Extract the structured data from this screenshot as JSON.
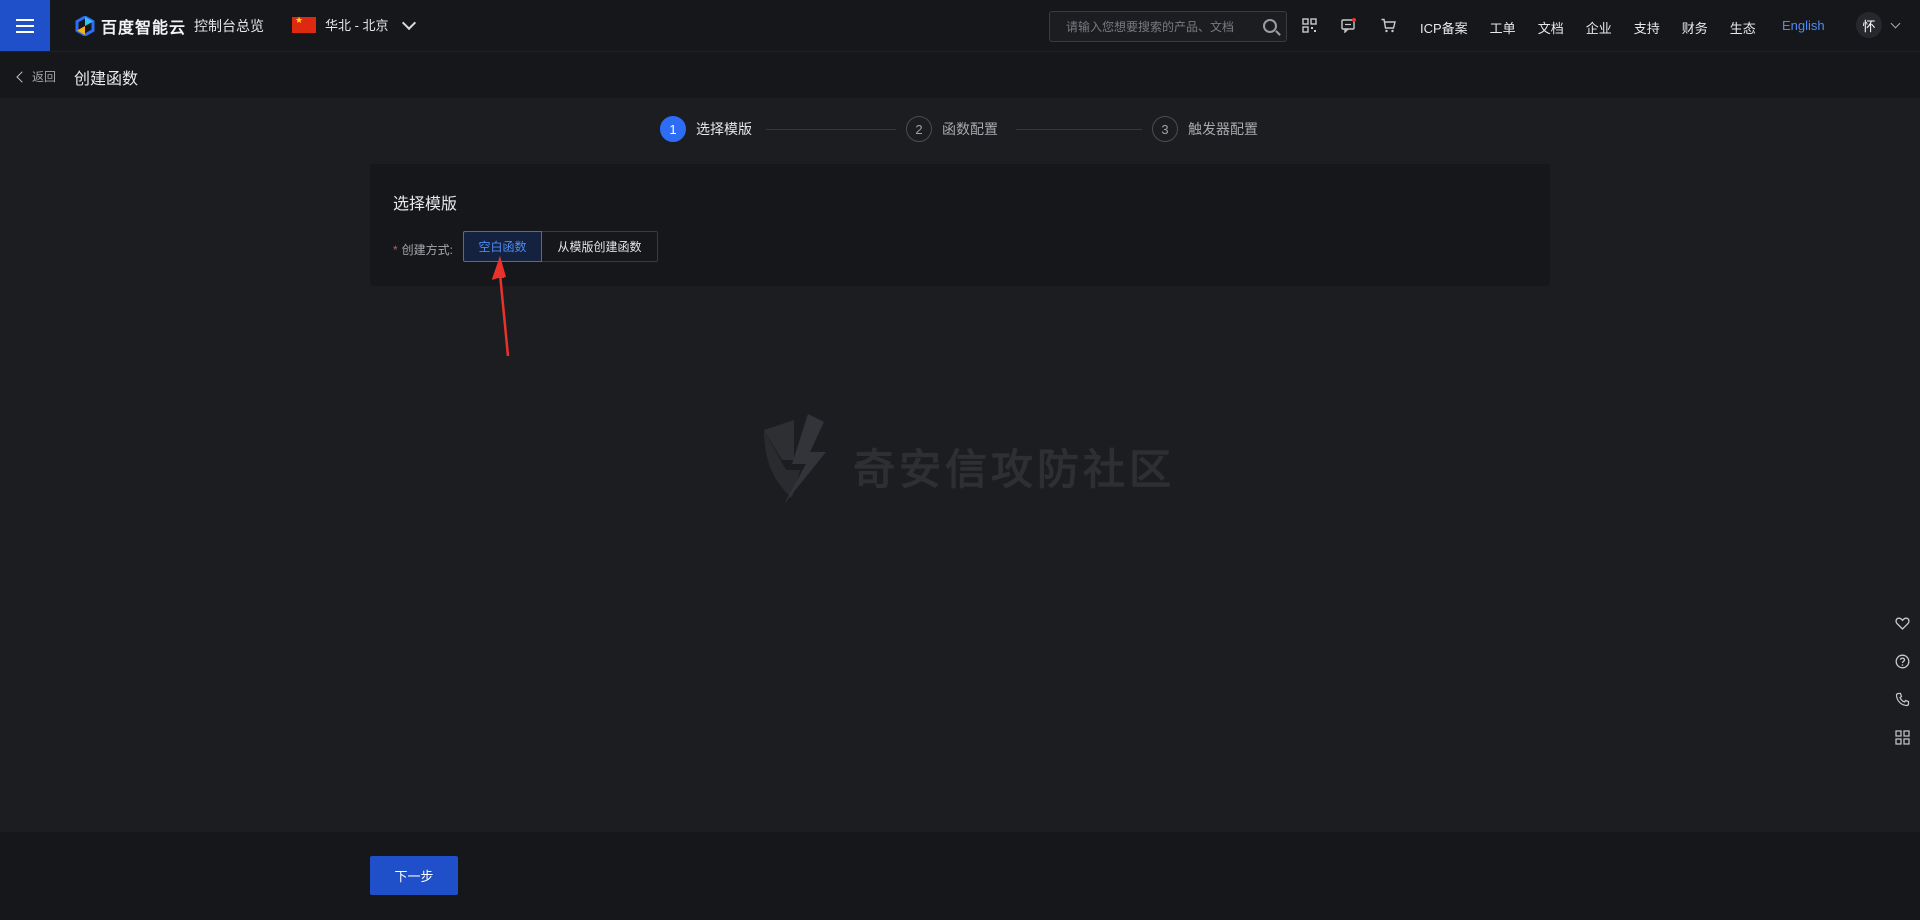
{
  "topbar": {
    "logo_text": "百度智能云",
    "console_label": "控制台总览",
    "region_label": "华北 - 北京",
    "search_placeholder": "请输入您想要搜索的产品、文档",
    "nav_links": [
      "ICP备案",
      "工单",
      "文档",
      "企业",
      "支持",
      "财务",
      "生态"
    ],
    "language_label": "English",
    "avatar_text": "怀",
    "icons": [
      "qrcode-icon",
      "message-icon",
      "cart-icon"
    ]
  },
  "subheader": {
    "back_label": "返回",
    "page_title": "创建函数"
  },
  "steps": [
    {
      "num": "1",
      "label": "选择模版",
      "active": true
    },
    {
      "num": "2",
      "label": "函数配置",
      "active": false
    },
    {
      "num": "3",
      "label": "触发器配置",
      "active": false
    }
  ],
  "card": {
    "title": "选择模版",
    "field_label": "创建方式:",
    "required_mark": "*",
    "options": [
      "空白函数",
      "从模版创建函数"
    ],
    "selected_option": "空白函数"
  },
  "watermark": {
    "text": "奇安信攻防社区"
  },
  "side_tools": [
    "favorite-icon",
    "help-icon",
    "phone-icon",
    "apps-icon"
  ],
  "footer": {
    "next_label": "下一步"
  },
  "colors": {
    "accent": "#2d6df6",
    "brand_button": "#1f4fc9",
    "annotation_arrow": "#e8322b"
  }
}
◇ ◇ ◇ ◇
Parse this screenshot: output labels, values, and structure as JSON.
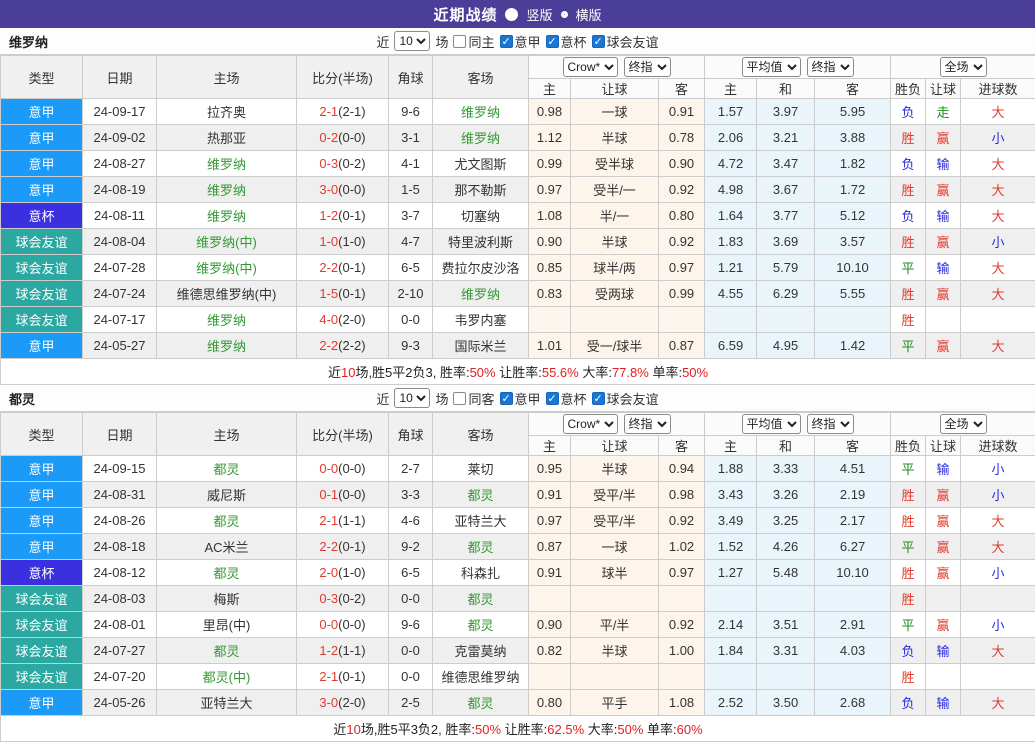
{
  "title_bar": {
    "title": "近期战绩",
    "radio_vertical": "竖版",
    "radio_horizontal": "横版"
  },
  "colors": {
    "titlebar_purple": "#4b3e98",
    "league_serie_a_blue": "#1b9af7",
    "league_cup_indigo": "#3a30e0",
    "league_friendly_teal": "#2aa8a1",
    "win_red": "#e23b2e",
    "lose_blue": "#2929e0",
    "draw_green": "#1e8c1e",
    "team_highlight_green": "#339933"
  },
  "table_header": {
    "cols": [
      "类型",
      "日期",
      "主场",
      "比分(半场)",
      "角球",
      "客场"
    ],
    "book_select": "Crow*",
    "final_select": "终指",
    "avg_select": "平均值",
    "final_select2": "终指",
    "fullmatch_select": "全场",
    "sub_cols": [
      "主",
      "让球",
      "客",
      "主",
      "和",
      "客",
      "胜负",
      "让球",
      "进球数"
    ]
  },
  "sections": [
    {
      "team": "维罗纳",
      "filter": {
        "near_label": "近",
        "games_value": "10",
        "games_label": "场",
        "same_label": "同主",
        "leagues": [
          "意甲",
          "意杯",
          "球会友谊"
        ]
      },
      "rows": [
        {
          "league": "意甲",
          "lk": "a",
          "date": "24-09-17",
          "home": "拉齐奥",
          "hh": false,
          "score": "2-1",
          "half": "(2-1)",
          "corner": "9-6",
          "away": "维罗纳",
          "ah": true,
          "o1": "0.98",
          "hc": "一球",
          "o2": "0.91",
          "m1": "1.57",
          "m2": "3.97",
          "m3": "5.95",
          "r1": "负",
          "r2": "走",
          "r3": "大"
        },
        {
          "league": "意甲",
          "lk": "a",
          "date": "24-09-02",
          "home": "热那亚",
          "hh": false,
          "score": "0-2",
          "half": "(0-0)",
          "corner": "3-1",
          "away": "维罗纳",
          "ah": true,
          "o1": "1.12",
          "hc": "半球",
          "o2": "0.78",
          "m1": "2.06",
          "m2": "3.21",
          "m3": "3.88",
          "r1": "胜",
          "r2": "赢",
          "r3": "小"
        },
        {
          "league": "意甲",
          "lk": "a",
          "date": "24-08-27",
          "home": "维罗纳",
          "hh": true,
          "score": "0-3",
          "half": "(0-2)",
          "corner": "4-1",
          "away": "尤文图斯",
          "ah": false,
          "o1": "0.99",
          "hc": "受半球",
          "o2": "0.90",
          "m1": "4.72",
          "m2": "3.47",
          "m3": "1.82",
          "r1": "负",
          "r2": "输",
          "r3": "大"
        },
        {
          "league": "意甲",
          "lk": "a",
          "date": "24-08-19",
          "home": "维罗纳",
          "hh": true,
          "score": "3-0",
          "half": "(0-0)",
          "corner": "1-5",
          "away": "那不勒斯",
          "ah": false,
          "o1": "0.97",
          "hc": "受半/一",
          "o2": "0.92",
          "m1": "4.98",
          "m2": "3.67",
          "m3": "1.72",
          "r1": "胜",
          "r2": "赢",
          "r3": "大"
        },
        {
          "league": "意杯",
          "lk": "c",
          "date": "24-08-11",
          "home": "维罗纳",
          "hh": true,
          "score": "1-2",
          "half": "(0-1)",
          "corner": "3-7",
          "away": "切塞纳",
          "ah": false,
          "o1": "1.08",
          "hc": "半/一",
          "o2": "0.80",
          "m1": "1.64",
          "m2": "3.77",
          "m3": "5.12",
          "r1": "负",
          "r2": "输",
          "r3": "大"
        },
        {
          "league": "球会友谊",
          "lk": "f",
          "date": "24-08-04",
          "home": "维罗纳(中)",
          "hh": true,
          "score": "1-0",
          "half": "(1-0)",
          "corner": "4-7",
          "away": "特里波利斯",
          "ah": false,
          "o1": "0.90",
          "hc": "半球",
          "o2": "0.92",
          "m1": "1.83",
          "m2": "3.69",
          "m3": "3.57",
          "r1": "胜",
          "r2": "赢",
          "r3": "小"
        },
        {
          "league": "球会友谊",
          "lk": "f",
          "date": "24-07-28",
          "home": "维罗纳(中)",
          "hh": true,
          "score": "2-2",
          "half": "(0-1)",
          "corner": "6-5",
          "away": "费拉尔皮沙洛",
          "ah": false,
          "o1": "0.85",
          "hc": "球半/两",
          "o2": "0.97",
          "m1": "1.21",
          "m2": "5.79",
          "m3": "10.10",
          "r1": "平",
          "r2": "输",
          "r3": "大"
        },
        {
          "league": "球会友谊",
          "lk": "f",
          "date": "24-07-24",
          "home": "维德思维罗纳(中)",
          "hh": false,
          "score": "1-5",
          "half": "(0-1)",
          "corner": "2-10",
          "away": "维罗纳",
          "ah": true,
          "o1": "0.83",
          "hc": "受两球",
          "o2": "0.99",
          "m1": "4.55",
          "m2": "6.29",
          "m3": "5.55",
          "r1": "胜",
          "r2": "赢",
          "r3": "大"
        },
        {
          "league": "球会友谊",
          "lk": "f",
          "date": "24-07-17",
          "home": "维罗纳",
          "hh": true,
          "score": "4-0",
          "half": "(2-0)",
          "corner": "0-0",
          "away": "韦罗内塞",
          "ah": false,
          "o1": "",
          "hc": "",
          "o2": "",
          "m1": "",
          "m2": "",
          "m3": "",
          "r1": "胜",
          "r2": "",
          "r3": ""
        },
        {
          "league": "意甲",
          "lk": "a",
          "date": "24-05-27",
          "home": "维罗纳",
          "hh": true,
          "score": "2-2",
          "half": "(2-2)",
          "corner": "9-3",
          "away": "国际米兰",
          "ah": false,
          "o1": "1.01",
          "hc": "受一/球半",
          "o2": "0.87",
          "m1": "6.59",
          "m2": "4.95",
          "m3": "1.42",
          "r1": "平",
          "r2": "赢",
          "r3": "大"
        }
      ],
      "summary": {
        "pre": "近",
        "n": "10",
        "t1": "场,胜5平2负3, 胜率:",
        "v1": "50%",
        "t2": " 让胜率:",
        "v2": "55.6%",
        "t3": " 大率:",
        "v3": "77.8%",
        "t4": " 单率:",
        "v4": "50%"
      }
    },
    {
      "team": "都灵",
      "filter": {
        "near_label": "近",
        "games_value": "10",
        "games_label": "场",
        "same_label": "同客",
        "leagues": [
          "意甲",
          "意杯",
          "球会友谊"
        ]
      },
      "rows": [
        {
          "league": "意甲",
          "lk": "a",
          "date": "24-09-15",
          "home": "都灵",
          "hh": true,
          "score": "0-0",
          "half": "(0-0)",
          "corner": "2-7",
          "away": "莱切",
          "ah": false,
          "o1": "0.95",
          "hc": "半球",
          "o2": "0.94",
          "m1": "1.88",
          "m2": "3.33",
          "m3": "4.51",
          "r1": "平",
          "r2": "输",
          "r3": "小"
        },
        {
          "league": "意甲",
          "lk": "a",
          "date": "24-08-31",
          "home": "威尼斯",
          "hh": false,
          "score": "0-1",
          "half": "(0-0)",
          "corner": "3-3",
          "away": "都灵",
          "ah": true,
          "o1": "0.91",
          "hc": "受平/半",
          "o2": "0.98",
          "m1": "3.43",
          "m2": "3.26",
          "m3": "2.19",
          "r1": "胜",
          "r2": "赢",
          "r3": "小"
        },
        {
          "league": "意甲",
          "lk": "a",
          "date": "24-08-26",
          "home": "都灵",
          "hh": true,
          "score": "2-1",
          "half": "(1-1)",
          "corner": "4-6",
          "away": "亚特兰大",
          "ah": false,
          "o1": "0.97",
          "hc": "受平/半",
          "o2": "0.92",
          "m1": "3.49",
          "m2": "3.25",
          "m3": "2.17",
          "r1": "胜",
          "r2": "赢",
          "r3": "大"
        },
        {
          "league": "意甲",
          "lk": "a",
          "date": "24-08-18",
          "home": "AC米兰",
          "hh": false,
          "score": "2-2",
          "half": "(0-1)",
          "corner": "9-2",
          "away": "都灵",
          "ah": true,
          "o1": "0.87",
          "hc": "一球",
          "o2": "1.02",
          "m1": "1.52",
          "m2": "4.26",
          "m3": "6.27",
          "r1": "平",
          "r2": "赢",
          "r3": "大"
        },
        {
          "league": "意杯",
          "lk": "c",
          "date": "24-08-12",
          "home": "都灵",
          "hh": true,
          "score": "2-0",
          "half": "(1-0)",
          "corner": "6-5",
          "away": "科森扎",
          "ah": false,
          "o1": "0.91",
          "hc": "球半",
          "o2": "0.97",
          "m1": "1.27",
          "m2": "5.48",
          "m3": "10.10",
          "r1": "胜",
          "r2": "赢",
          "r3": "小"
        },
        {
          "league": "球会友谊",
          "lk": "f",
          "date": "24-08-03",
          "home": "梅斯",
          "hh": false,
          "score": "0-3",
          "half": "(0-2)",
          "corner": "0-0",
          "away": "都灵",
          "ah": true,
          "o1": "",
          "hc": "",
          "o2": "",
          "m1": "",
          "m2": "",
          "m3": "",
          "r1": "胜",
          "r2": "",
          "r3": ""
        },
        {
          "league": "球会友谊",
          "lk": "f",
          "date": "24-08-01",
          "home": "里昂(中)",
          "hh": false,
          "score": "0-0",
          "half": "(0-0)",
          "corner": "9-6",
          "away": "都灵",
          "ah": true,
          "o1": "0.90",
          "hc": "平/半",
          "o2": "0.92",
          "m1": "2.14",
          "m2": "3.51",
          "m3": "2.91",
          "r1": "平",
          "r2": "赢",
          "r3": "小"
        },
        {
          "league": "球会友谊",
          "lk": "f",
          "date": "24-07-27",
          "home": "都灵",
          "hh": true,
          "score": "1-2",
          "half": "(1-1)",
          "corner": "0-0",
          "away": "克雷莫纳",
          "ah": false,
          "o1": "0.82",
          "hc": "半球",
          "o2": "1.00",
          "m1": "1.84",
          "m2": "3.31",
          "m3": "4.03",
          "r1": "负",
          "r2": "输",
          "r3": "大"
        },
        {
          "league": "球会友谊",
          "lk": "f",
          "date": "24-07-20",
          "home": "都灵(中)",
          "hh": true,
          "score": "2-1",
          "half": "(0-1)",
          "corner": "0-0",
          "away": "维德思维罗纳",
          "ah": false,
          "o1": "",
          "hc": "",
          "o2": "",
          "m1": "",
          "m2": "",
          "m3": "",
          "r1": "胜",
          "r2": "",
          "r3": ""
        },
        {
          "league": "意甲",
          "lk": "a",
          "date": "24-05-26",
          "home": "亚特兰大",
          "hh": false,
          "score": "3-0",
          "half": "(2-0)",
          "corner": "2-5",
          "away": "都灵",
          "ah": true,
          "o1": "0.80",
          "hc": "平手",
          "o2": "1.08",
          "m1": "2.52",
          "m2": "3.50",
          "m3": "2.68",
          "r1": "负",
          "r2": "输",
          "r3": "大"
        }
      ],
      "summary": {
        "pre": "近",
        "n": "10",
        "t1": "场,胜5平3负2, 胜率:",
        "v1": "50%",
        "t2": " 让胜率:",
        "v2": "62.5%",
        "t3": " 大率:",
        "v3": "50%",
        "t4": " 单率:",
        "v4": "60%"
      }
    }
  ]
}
◇ ◇ ◇ ◇
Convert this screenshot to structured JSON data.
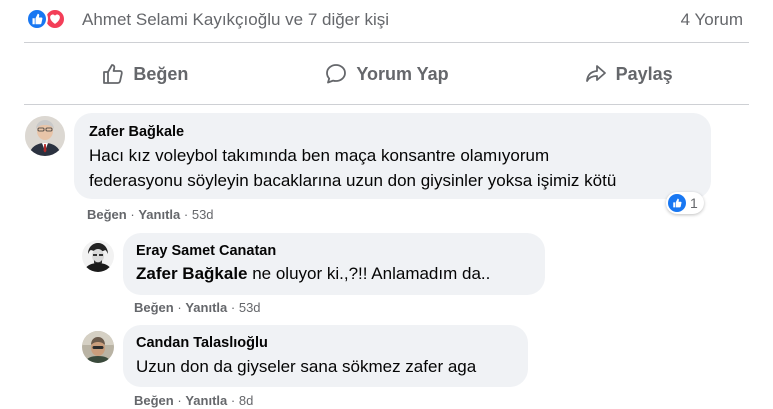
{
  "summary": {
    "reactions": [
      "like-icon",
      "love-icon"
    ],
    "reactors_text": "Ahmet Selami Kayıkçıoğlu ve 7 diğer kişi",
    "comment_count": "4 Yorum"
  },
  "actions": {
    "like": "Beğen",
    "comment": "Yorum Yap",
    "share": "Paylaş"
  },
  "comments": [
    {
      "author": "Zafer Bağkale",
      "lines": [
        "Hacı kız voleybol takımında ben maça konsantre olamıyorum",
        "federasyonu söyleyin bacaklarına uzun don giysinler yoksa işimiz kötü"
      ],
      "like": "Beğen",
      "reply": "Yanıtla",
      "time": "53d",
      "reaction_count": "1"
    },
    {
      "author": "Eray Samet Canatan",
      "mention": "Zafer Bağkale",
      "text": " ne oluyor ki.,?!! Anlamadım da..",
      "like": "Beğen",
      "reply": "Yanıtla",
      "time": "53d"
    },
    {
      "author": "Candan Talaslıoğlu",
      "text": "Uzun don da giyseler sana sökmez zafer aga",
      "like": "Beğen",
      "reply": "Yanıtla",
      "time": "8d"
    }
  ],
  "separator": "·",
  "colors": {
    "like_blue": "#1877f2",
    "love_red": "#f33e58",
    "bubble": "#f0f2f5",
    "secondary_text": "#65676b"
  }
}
◇ ◇ ◇ ◇
Prompt: Copy out every line holding the string "this".

Written answer:
Extract the structured data from this screenshot as JSON.
Parse this screenshot: output labels, values, and structure as JSON.
Convert this screenshot to structured JSON data.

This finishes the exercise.